Short exercise: Reproduce every record exactly as it appears, but not the pictures.

Entries supplied:
● ● ● ●
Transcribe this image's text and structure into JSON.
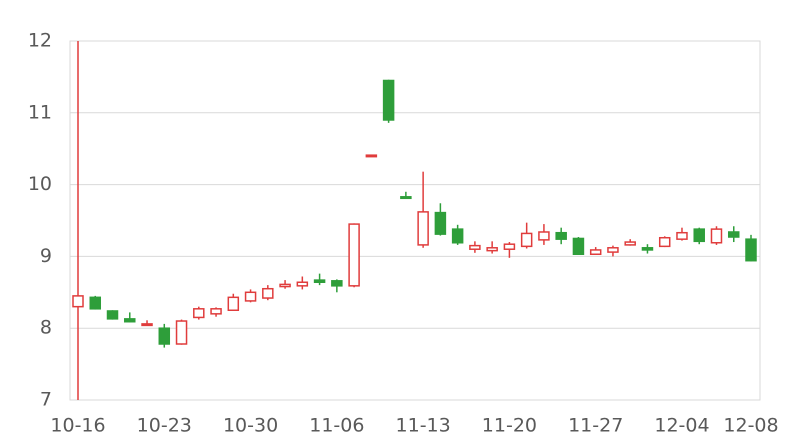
{
  "chart_data": {
    "type": "candlestick",
    "categories": [
      "10-16",
      null,
      null,
      null,
      null,
      "10-23",
      null,
      null,
      null,
      null,
      "10-30",
      null,
      null,
      null,
      null,
      "11-06",
      null,
      null,
      null,
      null,
      "11-13",
      null,
      null,
      null,
      null,
      "11-20",
      null,
      null,
      null,
      null,
      "11-27",
      null,
      null,
      null,
      null,
      "12-04",
      null,
      null,
      null,
      "12-08"
    ],
    "open": [
      8.3,
      8.43,
      8.24,
      8.13,
      8.04,
      8.0,
      7.78,
      8.15,
      8.2,
      8.25,
      8.38,
      8.42,
      8.58,
      8.59,
      8.67,
      8.66,
      8.59,
      10.4,
      11.45,
      9.83,
      9.16,
      9.61,
      9.38,
      9.1,
      9.08,
      9.1,
      9.14,
      9.23,
      9.33,
      9.25,
      9.03,
      9.06,
      9.16,
      9.12,
      9.14,
      9.24,
      9.38,
      9.19,
      9.34,
      9.24
    ],
    "high": [
      12,
      8.45,
      8.25,
      8.22,
      8.11,
      8.06,
      8.12,
      8.3,
      8.29,
      8.48,
      8.54,
      8.6,
      8.67,
      8.72,
      8.76,
      8.68,
      9.46,
      10.41,
      11.46,
      9.9,
      10.18,
      9.74,
      9.44,
      9.21,
      9.21,
      9.2,
      9.47,
      9.45,
      9.4,
      9.27,
      9.13,
      9.15,
      9.24,
      9.17,
      9.28,
      9.4,
      9.4,
      9.42,
      9.42,
      9.3
    ],
    "low": [
      7,
      8.26,
      8.12,
      8.08,
      8.04,
      7.73,
      7.77,
      8.12,
      8.16,
      8.24,
      8.36,
      8.39,
      8.55,
      8.54,
      8.6,
      8.5,
      8.57,
      10.4,
      10.86,
      9.82,
      9.12,
      9.29,
      9.16,
      9.05,
      9.04,
      8.98,
      9.11,
      9.16,
      9.17,
      9.02,
      9.02,
      9.0,
      9.15,
      9.04,
      9.13,
      9.22,
      9.17,
      9.16,
      9.2,
      8.93
    ],
    "close": [
      8.45,
      8.27,
      8.13,
      8.09,
      8.06,
      7.78,
      8.1,
      8.27,
      8.27,
      8.43,
      8.5,
      8.55,
      8.61,
      8.64,
      8.64,
      8.59,
      9.45,
      10.41,
      10.9,
      9.82,
      9.62,
      9.31,
      9.19,
      9.15,
      9.12,
      9.17,
      9.32,
      9.34,
      9.24,
      9.03,
      9.09,
      9.12,
      9.2,
      9.09,
      9.26,
      9.33,
      9.21,
      9.38,
      9.27,
      8.94
    ],
    "up_color": "#e03c3c",
    "down_color": "#2e9e3a",
    "ylim": [
      7,
      12
    ],
    "yticks": [
      7,
      8,
      9,
      10,
      11,
      12
    ],
    "grid": true
  }
}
● ● ● ●
Solution to this task:
Transcribe this image's text and structure into JSON.
{
  "chart_data": {
    "type": "candlestick",
    "categories": [
      "10-16",
      null,
      null,
      null,
      null,
      "10-23",
      null,
      null,
      null,
      null,
      "10-30",
      null,
      null,
      null,
      null,
      "11-06",
      null,
      null,
      null,
      null,
      "11-13",
      null,
      null,
      null,
      null,
      "11-20",
      null,
      null,
      null,
      null,
      "11-27",
      null,
      null,
      null,
      null,
      "12-04",
      null,
      null,
      null,
      "12-08"
    ],
    "open": [
      8.3,
      8.43,
      8.24,
      8.13,
      8.04,
      8.0,
      7.78,
      8.15,
      8.2,
      8.25,
      8.38,
      8.42,
      8.58,
      8.59,
      8.67,
      8.66,
      8.59,
      10.4,
      11.45,
      9.83,
      9.16,
      9.61,
      9.38,
      9.1,
      9.08,
      9.1,
      9.14,
      9.23,
      9.33,
      9.25,
      9.03,
      9.06,
      9.16,
      9.12,
      9.14,
      9.24,
      9.38,
      9.19,
      9.34,
      9.24
    ],
    "high": [
      12,
      8.45,
      8.25,
      8.22,
      8.11,
      8.06,
      8.12,
      8.3,
      8.29,
      8.48,
      8.54,
      8.6,
      8.67,
      8.72,
      8.76,
      8.68,
      9.46,
      10.41,
      11.46,
      9.9,
      10.18,
      9.74,
      9.44,
      9.21,
      9.21,
      9.2,
      9.47,
      9.45,
      9.4,
      9.27,
      9.13,
      9.15,
      9.24,
      9.17,
      9.28,
      9.4,
      9.4,
      9.42,
      9.42,
      9.3
    ],
    "low": [
      7,
      8.26,
      8.12,
      8.08,
      8.04,
      7.73,
      7.77,
      8.12,
      8.16,
      8.24,
      8.36,
      8.39,
      8.55,
      8.54,
      8.6,
      8.5,
      8.57,
      10.4,
      10.86,
      9.82,
      9.12,
      9.29,
      9.16,
      9.05,
      9.04,
      8.98,
      9.11,
      9.16,
      9.17,
      9.02,
      9.02,
      9.0,
      9.15,
      9.04,
      9.13,
      9.22,
      9.17,
      9.16,
      9.2,
      8.93
    ],
    "close": [
      8.45,
      8.27,
      8.13,
      8.09,
      8.06,
      7.78,
      8.1,
      8.27,
      8.27,
      8.43,
      8.5,
      8.55,
      8.61,
      8.64,
      8.64,
      8.59,
      9.45,
      10.41,
      10.9,
      9.82,
      9.62,
      9.31,
      9.19,
      9.15,
      9.12,
      9.17,
      9.32,
      9.34,
      9.24,
      9.03,
      9.09,
      9.12,
      9.2,
      9.09,
      9.26,
      9.33,
      9.21,
      9.38,
      9.27,
      8.94
    ],
    "up_color": "#e03c3c",
    "down_color": "#2e9e3a",
    "ylim": [
      7,
      12
    ],
    "yticks": [
      7,
      8,
      9,
      10,
      11,
      12
    ],
    "grid": true
  }
}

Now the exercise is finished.